Reproduce the listing word for word. Skip any image.

_____

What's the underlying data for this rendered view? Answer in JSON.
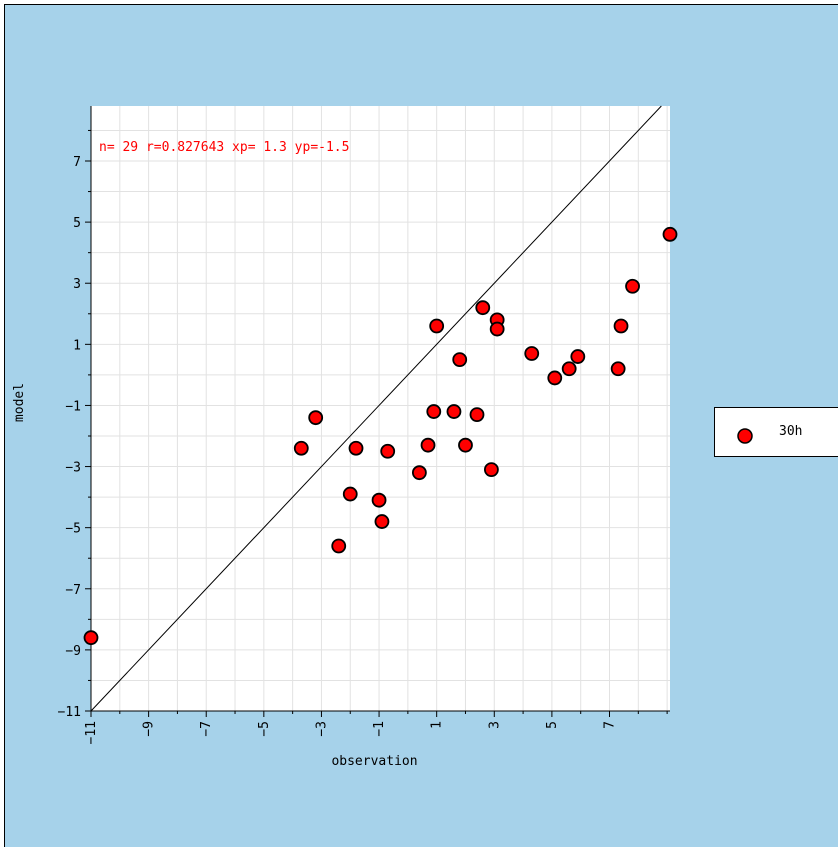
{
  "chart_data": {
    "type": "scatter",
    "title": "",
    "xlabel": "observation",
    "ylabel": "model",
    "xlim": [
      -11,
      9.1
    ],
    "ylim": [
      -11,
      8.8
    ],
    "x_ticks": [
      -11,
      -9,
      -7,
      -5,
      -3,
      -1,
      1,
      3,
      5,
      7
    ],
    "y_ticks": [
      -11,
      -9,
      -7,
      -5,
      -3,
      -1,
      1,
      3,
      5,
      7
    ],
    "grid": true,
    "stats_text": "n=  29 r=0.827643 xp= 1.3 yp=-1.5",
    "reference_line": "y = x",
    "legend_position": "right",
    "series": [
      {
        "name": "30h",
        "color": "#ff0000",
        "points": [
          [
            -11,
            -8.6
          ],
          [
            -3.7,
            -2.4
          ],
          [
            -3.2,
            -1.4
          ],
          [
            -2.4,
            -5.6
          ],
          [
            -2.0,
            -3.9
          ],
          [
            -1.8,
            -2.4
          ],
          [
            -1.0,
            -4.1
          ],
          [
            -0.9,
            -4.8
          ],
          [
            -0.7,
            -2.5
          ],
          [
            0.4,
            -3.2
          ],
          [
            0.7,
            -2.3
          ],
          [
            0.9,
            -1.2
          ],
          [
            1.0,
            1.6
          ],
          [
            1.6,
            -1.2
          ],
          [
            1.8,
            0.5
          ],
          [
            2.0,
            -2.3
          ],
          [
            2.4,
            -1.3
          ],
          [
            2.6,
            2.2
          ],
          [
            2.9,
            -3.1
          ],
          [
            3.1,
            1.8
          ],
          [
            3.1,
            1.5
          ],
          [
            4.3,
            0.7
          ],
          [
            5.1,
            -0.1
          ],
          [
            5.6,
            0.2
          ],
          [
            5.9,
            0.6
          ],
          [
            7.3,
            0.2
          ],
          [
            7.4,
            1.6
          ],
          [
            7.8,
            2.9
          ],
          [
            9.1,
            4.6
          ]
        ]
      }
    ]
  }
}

_____

ANSWER -
What's the underlying data for this rendered view? Answer in JSON.
{
  "chart_data": {
    "type": "scatter",
    "title": "",
    "xlabel": "observation",
    "ylabel": "model",
    "xlim": [
      -11,
      9.1
    ],
    "ylim": [
      -11,
      8.8
    ],
    "x_ticks": [
      -11,
      -9,
      -7,
      -5,
      -3,
      -1,
      1,
      3,
      5,
      7
    ],
    "y_ticks": [
      -11,
      -9,
      -7,
      -5,
      -3,
      -1,
      1,
      3,
      5,
      7
    ],
    "grid": true,
    "stats_text": "n=  29 r=0.827643 xp= 1.3 yp=-1.5",
    "reference_line": "y = x",
    "legend_position": "right",
    "series": [
      {
        "name": "30h",
        "color": "#ff0000",
        "points": [
          [
            -11,
            -8.6
          ],
          [
            -3.7,
            -2.4
          ],
          [
            -3.2,
            -1.4
          ],
          [
            -2.4,
            -5.6
          ],
          [
            -2.0,
            -3.9
          ],
          [
            -1.8,
            -2.4
          ],
          [
            -1.0,
            -4.1
          ],
          [
            -0.9,
            -4.8
          ],
          [
            -0.7,
            -2.5
          ],
          [
            0.4,
            -3.2
          ],
          [
            0.7,
            -2.3
          ],
          [
            0.9,
            -1.2
          ],
          [
            1.0,
            1.6
          ],
          [
            1.6,
            -1.2
          ],
          [
            1.8,
            0.5
          ],
          [
            2.0,
            -2.3
          ],
          [
            2.4,
            -1.3
          ],
          [
            2.6,
            2.2
          ],
          [
            2.9,
            -3.1
          ],
          [
            3.1,
            1.8
          ],
          [
            3.1,
            1.5
          ],
          [
            4.3,
            0.7
          ],
          [
            5.1,
            -0.1
          ],
          [
            5.6,
            0.2
          ],
          [
            5.9,
            0.6
          ],
          [
            7.3,
            0.2
          ],
          [
            7.4,
            1.6
          ],
          [
            7.8,
            2.9
          ],
          [
            9.1,
            4.6
          ]
        ]
      }
    ]
  }
}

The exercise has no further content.